- **Recorded data**

----

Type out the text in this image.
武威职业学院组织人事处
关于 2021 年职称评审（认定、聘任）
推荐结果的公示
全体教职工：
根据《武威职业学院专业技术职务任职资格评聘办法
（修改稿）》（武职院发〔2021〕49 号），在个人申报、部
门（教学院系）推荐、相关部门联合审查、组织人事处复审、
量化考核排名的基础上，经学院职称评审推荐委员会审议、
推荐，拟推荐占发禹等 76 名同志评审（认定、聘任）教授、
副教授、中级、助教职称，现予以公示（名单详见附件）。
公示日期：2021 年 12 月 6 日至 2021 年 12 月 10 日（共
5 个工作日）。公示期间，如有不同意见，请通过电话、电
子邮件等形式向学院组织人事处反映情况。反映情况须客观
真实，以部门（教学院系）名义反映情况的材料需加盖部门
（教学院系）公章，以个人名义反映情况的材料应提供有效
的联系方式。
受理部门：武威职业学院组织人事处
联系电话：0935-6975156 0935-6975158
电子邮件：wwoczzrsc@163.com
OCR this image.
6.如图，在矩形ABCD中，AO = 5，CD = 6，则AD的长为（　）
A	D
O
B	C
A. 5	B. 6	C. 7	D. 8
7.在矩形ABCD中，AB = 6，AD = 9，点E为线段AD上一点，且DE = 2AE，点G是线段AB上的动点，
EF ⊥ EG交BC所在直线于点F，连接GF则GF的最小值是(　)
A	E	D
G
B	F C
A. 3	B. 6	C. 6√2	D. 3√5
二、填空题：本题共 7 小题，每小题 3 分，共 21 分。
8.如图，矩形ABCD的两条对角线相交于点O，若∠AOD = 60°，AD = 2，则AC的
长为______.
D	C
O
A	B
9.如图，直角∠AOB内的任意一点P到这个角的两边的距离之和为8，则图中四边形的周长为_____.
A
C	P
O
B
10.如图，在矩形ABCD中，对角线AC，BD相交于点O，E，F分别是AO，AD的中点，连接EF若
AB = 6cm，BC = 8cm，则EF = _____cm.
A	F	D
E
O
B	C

----

- **WRITTEN INSTRUCTION**
Make an exact copy of the material above.

- **TASK RESULT**
Type out the text in this image.
武威职业学院组织人事处
关于 2021 年职称评审（认定、聘任）
推荐结果的公示
全体教职工：
根据《武威职业学院专业技术职务任职资格评聘办法
（修改稿）》（武职院发〔2021〕49 号），在个人申报、部
门（教学院系）推荐、相关部门联合审查、组织人事处复审、
量化考核排名的基础上，经学院职称评审推荐委员会审议、
推荐，拟推荐占发禹等 76 名同志评审（认定、聘任）教授、
副教授、中级、助教职称，现予以公示（名单详见附件）。
公示日期：2021 年 12 月 6 日至 2021 年 12 月 10 日（共
5 个工作日）。公示期间，如有不同意见，请通过电话、电
子邮件等形式向学院组织人事处反映情况。反映情况须客观
真实，以部门（教学院系）名义反映情况的材料需加盖部门
（教学院系）公章，以个人名义反映情况的材料应提供有效
的联系方式。
受理部门：武威职业学院组织人事处
联系电话：0935-6975156 0935-6975158
电子邮件：wwoczzrsc@163.com
OCR this image.
6.如图，在矩形ABCD中，AO = 5，CD = 6，则AD的长为（　）
A	D
O
B	C
A. 5	B. 6	C. 7	D. 8
7.在矩形ABCD中，AB = 6，AD = 9，点E为线段AD上一点，且DE = 2AE，点G是线段AB上的动点，
EF ⊥ EG交BC所在直线于点F，连接GF则GF的最小值是(　)
A	E	D
G
B	F C
A. 3	B. 6	C. 6√2	D. 3√5
二、填空题：本题共 7 小题，每小题 3 分，共 21 分。
8.如图，矩形ABCD的两条对角线相交于点O，若∠AOD = 60°，AD = 2，则AC的
长为______.
D	C
O
A	B
9.如图，直角∠AOB内的任意一点P到这个角的两边的距离之和为8，则图中四边形的周长为_____.
A
C	P
O
B
10.如图，在矩形ABCD中，对角线AC，BD相交于点O，E，F分别是AO，AD的中点，连接EF若
AB = 6cm，BC = 8cm，则EF = _____cm.
A	F	D
E
O
B	C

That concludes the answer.